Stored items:
□ □ □
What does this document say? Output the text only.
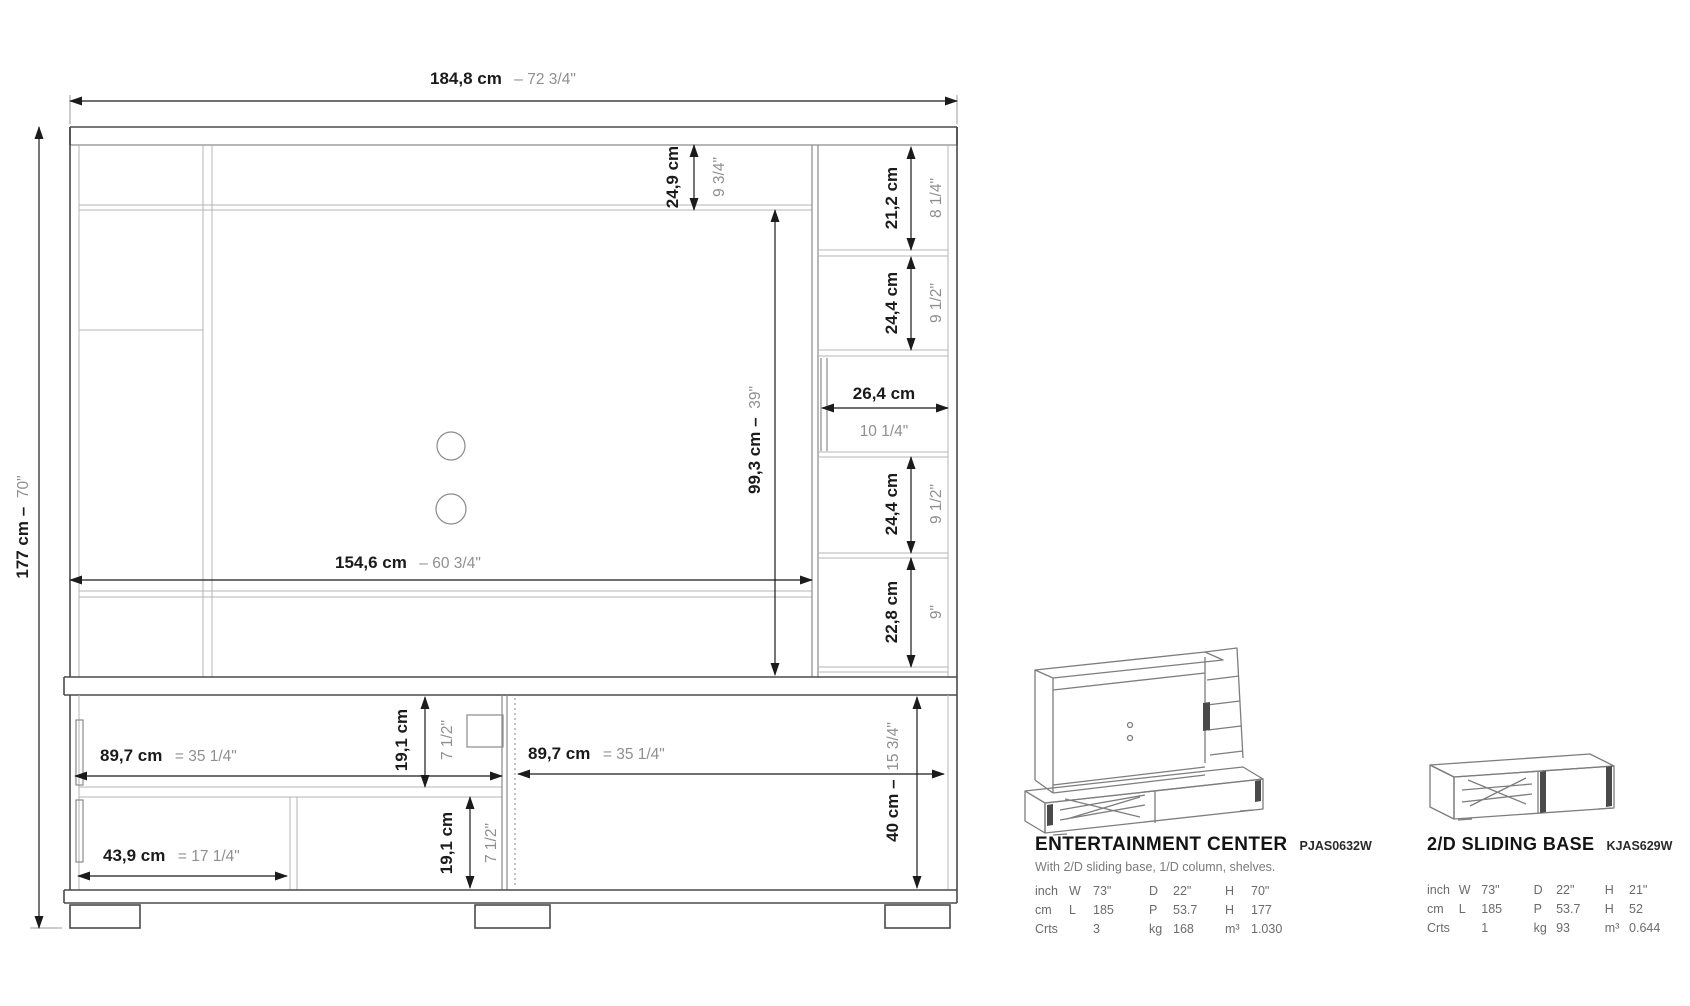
184,8 cm – 72 3/4"
177 cm – 70"
24,9 cm 9 3/4"
99,3 cm – 39"
154,6 cm – 60 3/4"
21,2 cm 8 1/4"
24,4 cm 9 1/2"
26,4 cm
10 1/4"
24,4 cm 9 1/2"
22,8 cm 9"
89,7 cm = 35 1/4"	89,7 cm = 35 1/4"
19,1 cm 7 1/2"
19,1 cm 7 1/2"
43,9 cm = 17 1/4"
40 cm – 15 3/4"
ENTERTAINMENT CENTER PJAS0632W
With 2/D sliding base, 1/D column, shelves.
inch W 73"	D	22"	H	70"
cm	L	185	P	53.7	H	177
Crts	3	kg 168	m³ 1.030
2/D SLIDING BASE KJAS629W
inch W 73"	D	22"	H	21"
cm	L	185	P	53.7	H	52
Crts	1	kg 93	m³ 0.644
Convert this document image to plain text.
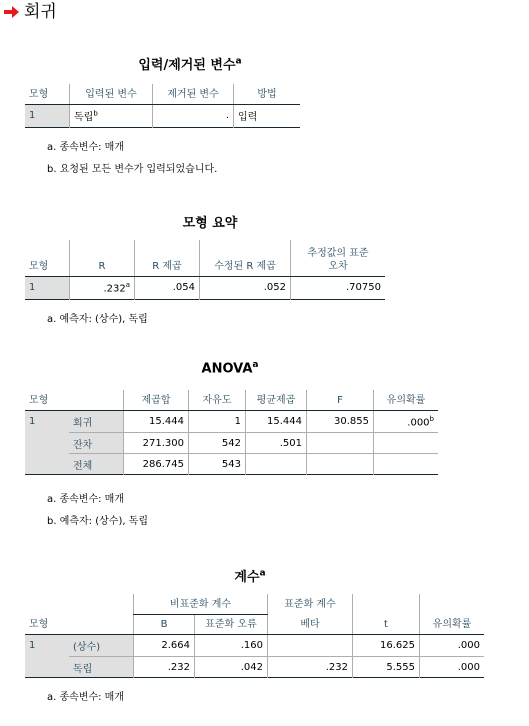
회귀
입력/제거된 변수$^a$
모형	입력된 변수	제거된 변수	방법
1	독립$^b$	.	입력
a. 종속변수: 매개
b. 요청된 모든 변수가 입력되었습니다.
모형 요약
모형	R	R 제곱	수정된 R 제곱	추정값의 표준
오차
1	.232$^a$	.054	.052	.70750
a. 예측자: (상수), 독립
ANOVA$^a$
모형		제곱합	자유도	평균제곱	F	유의확률
1	회귀	15.444	1	15.444	30.855	.000$^b$
	잔차	271.300	542	.501		
	전체	286.745	543			
a. 종속변수: 매개
b. 예측자: (상수), 독립
계수$^a$
		비표준화 계수		표준화 계수		
모형		B	표준화 오류	베타	t	유의확률
1	(상수)	2.664	.160		16.625	.000
	독립	.232	.042	.232	5.555	.000
a. 종속변수: 매개
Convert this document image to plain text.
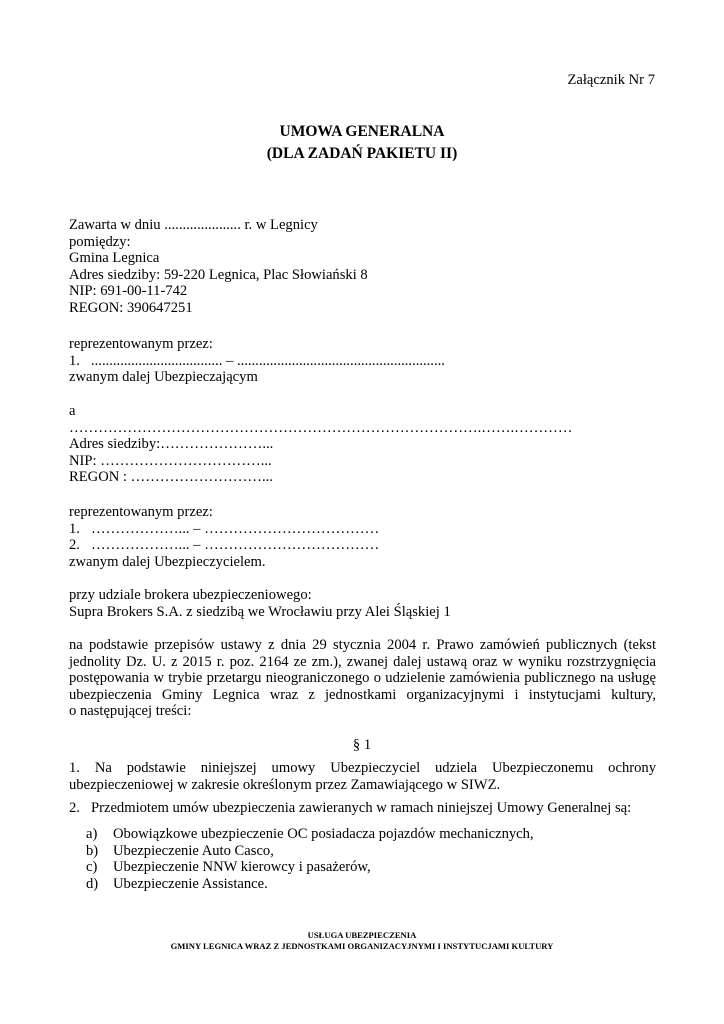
Załącznik Nr 7
UMOWA GENERALNA
(DLA ZADAŃ PAKIETU II)
Zawarta w dniu ..................... r. w Legnicy
pomiędzy:
Gmina Legnica
Adres siedziby: 59-220 Legnica, Plac Słowiański 8
NIP: 691-00-11-742
REGON: 390647251
reprezentowanym przez:
1. .................................... – .........................................................
zwanym dalej Ubezpieczającym
a
………………………………………………………………………….…….…………
Adres siedziby:…………………...
NIP: ……………………………...
REGON : ………………………...
reprezentowanym przez:
1. ………………... – ………………………………
2. ………………... – ………………………………
zwanym dalej Ubezpieczycielem.
przy udziale brokera ubezpieczeniowego:
Supra Brokers S.A. z siedzibą we Wrocławiu przy Alei Śląskiej 1
na podstawie przepisów ustawy z dnia 29 stycznia 2004 r. Prawo zamówień publicznych (tekst
jednolity Dz. U. z 2015 r. poz. 2164 ze zm.), zwanej dalej ustawą oraz w wyniku rozstrzygnięcia
postępowania w trybie przetargu nieograniczonego o udzielenie zamówienia publicznego na usługę
ubezpieczenia Gminy Legnica wraz z jednostkami organizacyjnymi i instytucjami kultury,
o następującej treści:
§ 1
1. Na podstawie niniejszej umowy Ubezpieczyciel udziela Ubezpieczonemu ochrony
ubezpieczeniowej w zakresie określonym przez Zamawiającego w SIWZ.
2. Przedmiotem umów ubezpieczenia zawieranych w ramach niniejszej Umowy Generalnej są:
a) Obowiązkowe ubezpieczenie OC posiadacza pojazdów mechanicznych,
b) Ubezpieczenie Auto Casco,
c) Ubezpieczenie NNW kierowcy i pasażerów,
d) Ubezpieczenie Assistance.
USŁUGA UBEZPIECZENIA
GMINY LEGNICA WRAZ Z JEDNOSTKAMI ORGANIZACYJNYMI I INSTYTUCJAMI KULTURY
□ □ □
> [Task to complete]:
Quote the full listing above word for word; exclude every picture from the copy.

> [Finished answer]:
What does this document say? Output the text only.
184,8 cm – 72 3/4"
177 cm – 70"
24,9 cm 9 3/4"
99,3 cm – 39"
154,6 cm – 60 3/4"
21,2 cm 8 1/4"
24,4 cm 9 1/2"
26,4 cm
10 1/4"
24,4 cm 9 1/2"
22,8 cm 9"
89,7 cm = 35 1/4"	89,7 cm = 35 1/4"
19,1 cm 7 1/2"
19,1 cm 7 1/2"
43,9 cm = 17 1/4"
40 cm – 15 3/4"
ENTERTAINMENT CENTER PJAS0632W
With 2/D sliding base, 1/D column, shelves.
inch W 73"	D	22"	H	70"
cm	L	185	P	53.7	H	177
Crts	3	kg 168	m³ 1.030
2/D SLIDING BASE KJAS629W
inch W 73"	D	22"	H	21"
cm	L	185	P	53.7	H	52
Crts	1	kg 93	m³ 0.644
Convert this document image to plain text.
회귀
입력/제거된 변수$^a$
모형	입력된 변수	제거된 변수	방법
1	독립$^b$	.	입력
a. 종속변수: 매개
b. 요청된 모든 변수가 입력되었습니다.
모형 요약
모형	R	R 제곱	수정된 R 제곱	추정값의 표준
오차
1	.232$^a$	.054	.052	.70750
a. 예측자: (상수), 독립
ANOVA$^a$
모형		제곱합	자유도	평균제곱	F	유의확률
1	회귀	15.444	1	15.444	30.855	.000$^b$
	잔차	271.300	542	.501		
	전체	286.745	543			
a. 종속변수: 매개
b. 예측자: (상수), 독립
계수$^a$
		비표준화 계수		표준화 계수		
모형		B	표준화 오류	베타	t	유의확률
1	(상수)	2.664	.160		16.625	.000
	독립	.232	.042	.232	5.555	.000
a. 종속변수: 매개
Convert this document image to plain text.
Załącznik Nr 7
UMOWA GENERALNA
(DLA ZADAŃ PAKIETU II)
Zawarta w dniu ..................... r. w Legnicy
pomiędzy:
Gmina Legnica
Adres siedziby: 59-220 Legnica, Plac Słowiański 8
NIP: 691-00-11-742
REGON: 390647251
reprezentowanym przez:
1. .................................... – .........................................................
zwanym dalej Ubezpieczającym
a
………………………………………………………………………….…….…………
Adres siedziby:…………………...
NIP: ……………………………...
REGON : ………………………...
reprezentowanym przez:
1. ………………... – ………………………………
2. ………………... – ………………………………
zwanym dalej Ubezpieczycielem.
przy udziale brokera ubezpieczeniowego:
Supra Brokers S.A. z siedzibą we Wrocławiu przy Alei Śląskiej 1
na podstawie przepisów ustawy z dnia 29 stycznia 2004 r. Prawo zamówień publicznych (tekst
jednolity Dz. U. z 2015 r. poz. 2164 ze zm.), zwanej dalej ustawą oraz w wyniku rozstrzygnięcia
postępowania w trybie przetargu nieograniczonego o udzielenie zamówienia publicznego na usługę
ubezpieczenia Gminy Legnica wraz z jednostkami organizacyjnymi i instytucjami kultury,
o następującej treści:
§ 1
1. Na podstawie niniejszej umowy Ubezpieczyciel udziela Ubezpieczonemu ochrony
ubezpieczeniowej w zakresie określonym przez Zamawiającego w SIWZ.
2. Przedmiotem umów ubezpieczenia zawieranych w ramach niniejszej Umowy Generalnej są:
a) Obowiązkowe ubezpieczenie OC posiadacza pojazdów mechanicznych,
b) Ubezpieczenie Auto Casco,
c) Ubezpieczenie NNW kierowcy i pasażerów,
d) Ubezpieczenie Assistance.
USŁUGA UBEZPIECZENIA
GMINY LEGNICA WRAZ Z JEDNOSTKAMI ORGANIZACYJNYMI I INSTYTUCJAMI KULTURY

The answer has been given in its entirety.